> **EXERCISE DESCRIPTION**:
Rewrite the entries starting at the line that contains "output each element" and ending at the line that contains "X-axis label: Humidex", replacing "bounding box" with "rectangle" and keeping everything else the same. Leave the pictures out of your answer.

--- Begin SOURCE MATERIAL ---

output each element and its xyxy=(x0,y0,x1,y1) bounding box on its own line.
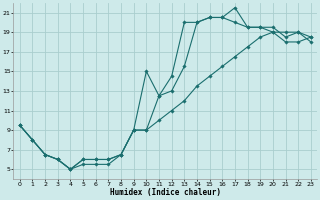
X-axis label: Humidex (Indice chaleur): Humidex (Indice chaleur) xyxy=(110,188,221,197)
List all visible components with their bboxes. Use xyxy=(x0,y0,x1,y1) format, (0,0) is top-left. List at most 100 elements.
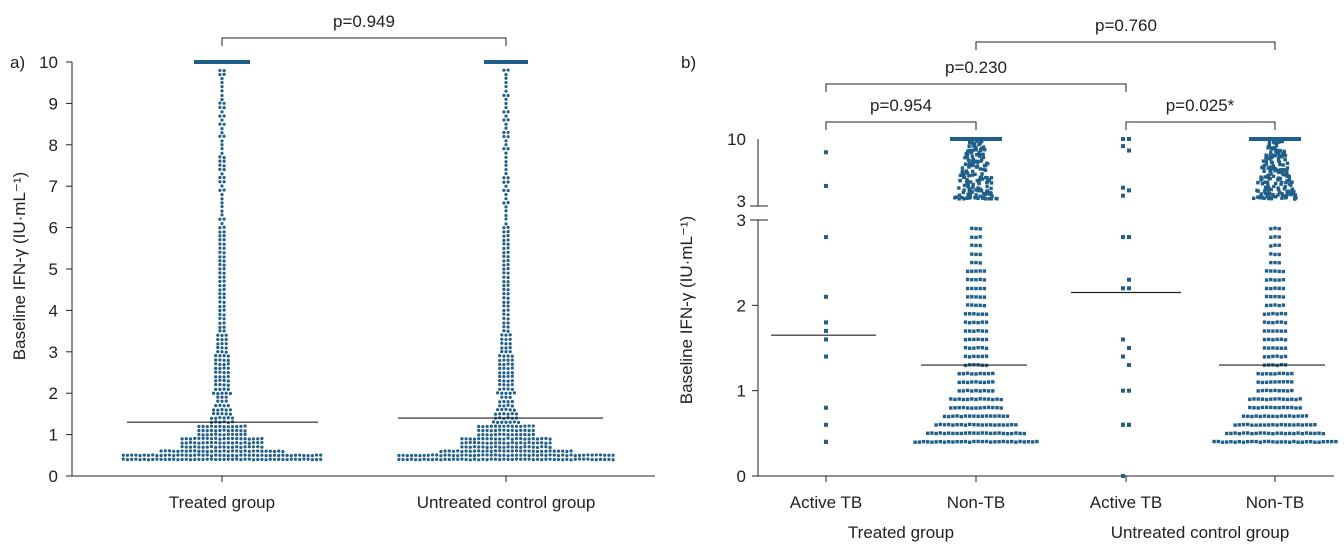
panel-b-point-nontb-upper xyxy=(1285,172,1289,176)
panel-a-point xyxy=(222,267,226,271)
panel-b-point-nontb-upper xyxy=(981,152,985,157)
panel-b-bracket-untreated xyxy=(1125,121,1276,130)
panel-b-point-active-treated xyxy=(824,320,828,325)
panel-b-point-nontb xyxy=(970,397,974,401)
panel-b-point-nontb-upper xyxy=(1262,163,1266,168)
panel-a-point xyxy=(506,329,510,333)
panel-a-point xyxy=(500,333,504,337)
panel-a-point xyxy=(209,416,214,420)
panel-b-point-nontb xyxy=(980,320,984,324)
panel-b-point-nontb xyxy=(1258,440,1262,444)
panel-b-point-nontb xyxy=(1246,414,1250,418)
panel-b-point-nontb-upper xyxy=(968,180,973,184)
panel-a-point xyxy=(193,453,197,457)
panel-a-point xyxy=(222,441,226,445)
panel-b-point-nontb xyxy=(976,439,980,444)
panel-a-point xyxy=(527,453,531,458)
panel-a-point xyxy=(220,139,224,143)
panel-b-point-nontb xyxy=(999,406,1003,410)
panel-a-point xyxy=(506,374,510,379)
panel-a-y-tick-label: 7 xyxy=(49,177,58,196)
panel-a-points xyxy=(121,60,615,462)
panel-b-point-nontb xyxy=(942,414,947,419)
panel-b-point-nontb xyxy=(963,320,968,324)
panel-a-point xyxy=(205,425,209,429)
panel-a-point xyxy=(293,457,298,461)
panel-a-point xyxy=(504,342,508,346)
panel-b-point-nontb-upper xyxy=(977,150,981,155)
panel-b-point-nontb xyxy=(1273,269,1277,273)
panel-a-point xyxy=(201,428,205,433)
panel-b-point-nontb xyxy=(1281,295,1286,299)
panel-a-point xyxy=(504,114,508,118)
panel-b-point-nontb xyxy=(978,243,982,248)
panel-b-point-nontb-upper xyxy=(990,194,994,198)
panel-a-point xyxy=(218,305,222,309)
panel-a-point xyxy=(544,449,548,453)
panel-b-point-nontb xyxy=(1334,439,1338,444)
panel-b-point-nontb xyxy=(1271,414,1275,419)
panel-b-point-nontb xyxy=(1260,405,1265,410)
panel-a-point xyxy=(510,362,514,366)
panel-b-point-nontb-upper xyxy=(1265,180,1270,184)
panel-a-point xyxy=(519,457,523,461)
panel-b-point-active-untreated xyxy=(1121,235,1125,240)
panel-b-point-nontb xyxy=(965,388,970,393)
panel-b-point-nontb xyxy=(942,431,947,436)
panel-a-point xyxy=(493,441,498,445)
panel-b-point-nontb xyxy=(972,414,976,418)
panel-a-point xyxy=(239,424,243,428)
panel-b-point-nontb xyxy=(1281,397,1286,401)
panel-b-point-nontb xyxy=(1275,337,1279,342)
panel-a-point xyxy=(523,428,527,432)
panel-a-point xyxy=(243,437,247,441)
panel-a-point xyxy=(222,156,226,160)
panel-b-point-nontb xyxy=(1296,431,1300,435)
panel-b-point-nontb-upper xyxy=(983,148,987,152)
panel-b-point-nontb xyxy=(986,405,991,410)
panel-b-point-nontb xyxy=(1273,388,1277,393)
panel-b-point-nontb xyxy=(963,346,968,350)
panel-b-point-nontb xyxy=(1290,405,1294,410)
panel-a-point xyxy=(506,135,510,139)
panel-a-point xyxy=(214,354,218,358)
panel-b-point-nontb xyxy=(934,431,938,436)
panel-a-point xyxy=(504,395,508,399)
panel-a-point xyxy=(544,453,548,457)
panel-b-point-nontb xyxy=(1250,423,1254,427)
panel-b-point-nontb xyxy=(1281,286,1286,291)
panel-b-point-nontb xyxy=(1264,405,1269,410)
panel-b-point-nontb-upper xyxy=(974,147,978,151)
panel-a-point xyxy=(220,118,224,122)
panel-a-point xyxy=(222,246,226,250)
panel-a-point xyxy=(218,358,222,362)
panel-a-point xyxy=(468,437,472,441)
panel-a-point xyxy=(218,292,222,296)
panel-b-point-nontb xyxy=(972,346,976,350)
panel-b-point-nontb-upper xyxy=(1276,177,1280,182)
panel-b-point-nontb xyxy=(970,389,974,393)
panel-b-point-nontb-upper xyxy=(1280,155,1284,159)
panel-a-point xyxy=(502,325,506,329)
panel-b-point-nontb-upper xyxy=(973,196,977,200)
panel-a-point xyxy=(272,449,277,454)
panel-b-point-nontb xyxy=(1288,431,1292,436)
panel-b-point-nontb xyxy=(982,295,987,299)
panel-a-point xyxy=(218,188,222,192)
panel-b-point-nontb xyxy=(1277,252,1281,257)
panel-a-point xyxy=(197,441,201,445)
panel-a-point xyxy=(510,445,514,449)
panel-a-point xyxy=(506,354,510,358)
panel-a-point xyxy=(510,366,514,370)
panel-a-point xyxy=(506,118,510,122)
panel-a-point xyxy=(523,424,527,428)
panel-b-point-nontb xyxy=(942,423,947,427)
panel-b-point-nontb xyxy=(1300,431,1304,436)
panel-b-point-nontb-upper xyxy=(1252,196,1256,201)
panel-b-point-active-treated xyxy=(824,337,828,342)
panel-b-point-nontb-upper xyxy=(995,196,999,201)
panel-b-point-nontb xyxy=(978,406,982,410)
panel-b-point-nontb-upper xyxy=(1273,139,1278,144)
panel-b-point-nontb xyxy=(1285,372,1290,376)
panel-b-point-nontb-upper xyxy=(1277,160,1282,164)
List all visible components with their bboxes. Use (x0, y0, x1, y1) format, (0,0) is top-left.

--- End SOURCE MATERIAL ---
--- Begin SOURCE MATERIAL ---

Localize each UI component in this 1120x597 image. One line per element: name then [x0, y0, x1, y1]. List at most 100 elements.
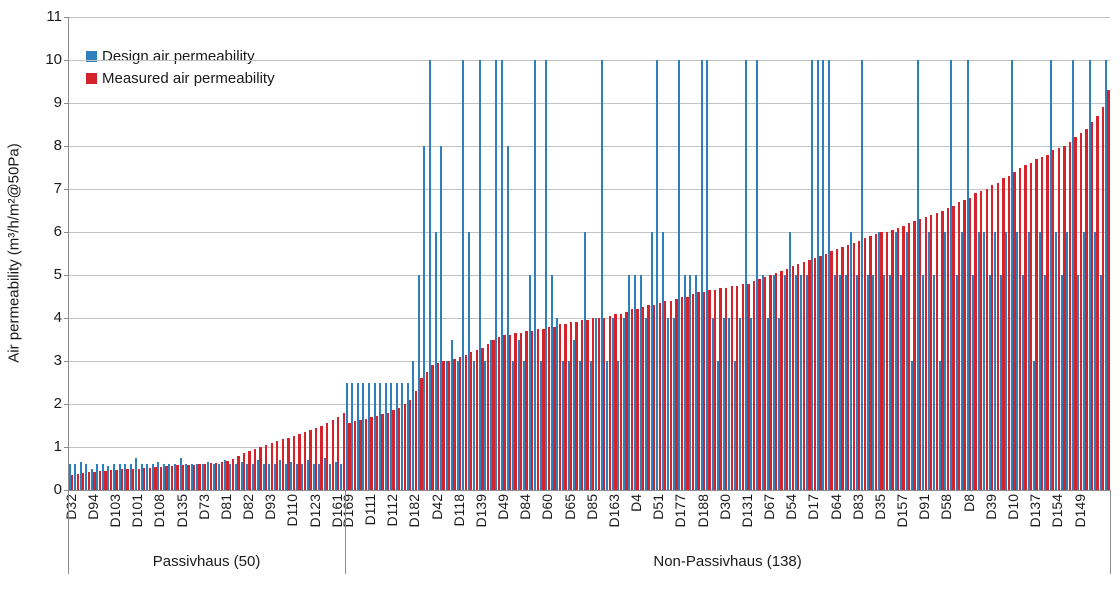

--- End SOURCE MATERIAL ---

> **ANSWER TO THE EXERCISE**:
output each element and its xyxy=(x0,y0,x1,y1) rectangle on its own line.
X-axis label: Humidex (Indice chaleur): Humidex (Indice chaleur) xyxy=(110,188,221,197)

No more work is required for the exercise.